▶ [Given task]: Reproduce each line from the records that holds "xlabel".

▶ [Task data]:
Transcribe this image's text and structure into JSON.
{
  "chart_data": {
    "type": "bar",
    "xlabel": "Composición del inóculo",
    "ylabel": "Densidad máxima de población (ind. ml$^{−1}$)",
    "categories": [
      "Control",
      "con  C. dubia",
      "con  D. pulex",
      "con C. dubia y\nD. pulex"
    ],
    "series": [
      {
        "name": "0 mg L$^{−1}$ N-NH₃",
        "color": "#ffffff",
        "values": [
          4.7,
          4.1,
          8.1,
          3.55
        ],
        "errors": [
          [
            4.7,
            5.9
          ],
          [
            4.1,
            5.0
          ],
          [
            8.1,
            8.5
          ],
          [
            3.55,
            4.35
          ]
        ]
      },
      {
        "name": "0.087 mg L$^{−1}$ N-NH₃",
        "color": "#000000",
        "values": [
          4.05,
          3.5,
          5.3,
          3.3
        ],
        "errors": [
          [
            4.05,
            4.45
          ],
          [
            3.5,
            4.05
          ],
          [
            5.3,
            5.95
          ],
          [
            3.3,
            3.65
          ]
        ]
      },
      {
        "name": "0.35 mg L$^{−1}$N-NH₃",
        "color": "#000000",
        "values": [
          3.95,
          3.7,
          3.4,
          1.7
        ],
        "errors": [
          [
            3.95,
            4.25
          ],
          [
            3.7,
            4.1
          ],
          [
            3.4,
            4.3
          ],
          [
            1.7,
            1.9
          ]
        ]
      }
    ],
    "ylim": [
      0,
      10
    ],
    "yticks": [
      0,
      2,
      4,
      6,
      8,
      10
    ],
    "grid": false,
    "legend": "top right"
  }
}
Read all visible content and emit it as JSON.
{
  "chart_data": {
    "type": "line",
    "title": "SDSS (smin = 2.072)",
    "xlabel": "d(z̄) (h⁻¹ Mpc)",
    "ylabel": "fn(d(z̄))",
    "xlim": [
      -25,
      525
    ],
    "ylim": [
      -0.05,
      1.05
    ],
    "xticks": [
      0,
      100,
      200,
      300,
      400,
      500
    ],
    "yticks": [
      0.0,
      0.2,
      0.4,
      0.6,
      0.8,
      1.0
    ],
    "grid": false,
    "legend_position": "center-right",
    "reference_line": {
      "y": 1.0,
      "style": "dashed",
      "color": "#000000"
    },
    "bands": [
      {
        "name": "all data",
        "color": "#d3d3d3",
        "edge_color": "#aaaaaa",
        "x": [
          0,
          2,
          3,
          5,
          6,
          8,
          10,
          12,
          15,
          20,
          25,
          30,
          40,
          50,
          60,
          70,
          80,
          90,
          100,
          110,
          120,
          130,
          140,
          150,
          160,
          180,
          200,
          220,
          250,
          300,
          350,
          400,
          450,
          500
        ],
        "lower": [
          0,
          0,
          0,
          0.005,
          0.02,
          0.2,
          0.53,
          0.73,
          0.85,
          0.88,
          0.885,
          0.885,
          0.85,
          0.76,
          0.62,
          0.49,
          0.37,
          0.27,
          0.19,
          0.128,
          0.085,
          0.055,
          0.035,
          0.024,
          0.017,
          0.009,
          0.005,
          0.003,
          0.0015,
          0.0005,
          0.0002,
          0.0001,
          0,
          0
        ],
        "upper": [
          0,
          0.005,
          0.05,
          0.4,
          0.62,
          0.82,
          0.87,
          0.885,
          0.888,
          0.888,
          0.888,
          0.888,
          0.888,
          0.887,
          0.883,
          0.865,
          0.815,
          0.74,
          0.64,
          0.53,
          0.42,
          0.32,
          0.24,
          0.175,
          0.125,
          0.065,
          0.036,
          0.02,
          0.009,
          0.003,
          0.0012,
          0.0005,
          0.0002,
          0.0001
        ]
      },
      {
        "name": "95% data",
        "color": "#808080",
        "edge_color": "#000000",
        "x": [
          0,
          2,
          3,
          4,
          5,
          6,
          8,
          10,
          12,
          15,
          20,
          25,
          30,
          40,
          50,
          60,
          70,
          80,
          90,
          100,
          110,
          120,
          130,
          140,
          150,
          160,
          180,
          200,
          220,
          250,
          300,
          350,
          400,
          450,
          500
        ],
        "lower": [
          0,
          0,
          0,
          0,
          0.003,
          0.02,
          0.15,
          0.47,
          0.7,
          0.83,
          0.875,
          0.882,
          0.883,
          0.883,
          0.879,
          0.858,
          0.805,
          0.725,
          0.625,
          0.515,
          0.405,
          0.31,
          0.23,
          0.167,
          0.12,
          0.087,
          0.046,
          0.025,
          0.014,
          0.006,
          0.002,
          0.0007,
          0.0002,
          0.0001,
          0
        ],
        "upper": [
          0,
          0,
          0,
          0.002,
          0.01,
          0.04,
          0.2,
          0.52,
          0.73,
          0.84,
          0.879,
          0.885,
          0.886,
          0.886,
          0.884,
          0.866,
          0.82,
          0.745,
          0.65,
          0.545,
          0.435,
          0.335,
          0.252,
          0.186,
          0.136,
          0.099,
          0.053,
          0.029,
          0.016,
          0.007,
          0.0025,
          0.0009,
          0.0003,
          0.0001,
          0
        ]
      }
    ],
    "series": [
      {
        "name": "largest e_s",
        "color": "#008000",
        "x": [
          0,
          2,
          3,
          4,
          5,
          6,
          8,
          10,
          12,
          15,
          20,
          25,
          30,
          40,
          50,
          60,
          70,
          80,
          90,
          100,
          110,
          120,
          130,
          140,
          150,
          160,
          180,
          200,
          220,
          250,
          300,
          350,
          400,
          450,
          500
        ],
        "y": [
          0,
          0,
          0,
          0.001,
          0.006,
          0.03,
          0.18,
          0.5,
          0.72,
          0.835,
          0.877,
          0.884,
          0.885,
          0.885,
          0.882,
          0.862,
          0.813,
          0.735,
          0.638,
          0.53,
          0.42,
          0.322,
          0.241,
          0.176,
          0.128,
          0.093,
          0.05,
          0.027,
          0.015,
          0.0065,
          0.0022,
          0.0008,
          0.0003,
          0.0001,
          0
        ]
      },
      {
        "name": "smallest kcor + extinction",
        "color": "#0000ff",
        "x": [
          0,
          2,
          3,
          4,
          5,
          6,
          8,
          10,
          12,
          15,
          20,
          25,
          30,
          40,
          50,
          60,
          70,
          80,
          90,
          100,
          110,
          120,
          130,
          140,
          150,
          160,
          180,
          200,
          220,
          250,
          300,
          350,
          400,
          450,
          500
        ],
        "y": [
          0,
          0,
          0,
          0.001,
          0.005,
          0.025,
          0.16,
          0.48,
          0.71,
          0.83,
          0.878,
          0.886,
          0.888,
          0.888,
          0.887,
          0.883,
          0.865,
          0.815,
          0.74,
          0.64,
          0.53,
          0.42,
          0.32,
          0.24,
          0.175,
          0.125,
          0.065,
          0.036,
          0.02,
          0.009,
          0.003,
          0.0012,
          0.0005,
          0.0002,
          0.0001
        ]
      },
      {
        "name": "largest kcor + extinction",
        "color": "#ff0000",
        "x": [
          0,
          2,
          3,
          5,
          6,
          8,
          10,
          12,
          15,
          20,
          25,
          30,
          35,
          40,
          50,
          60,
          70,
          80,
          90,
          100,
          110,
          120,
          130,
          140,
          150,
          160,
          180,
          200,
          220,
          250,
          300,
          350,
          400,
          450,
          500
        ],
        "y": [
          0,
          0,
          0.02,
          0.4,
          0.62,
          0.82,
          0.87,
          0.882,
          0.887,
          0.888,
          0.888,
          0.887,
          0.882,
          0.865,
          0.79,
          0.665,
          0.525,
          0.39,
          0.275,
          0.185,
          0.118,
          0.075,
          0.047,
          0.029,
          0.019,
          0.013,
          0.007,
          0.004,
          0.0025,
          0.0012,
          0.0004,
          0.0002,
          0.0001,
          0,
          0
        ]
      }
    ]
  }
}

▶ [Problem solution]:
    "xlabel": "Composición del inóculo",
    "xlabel": "d(z̄) (h⁻¹ Mpc)",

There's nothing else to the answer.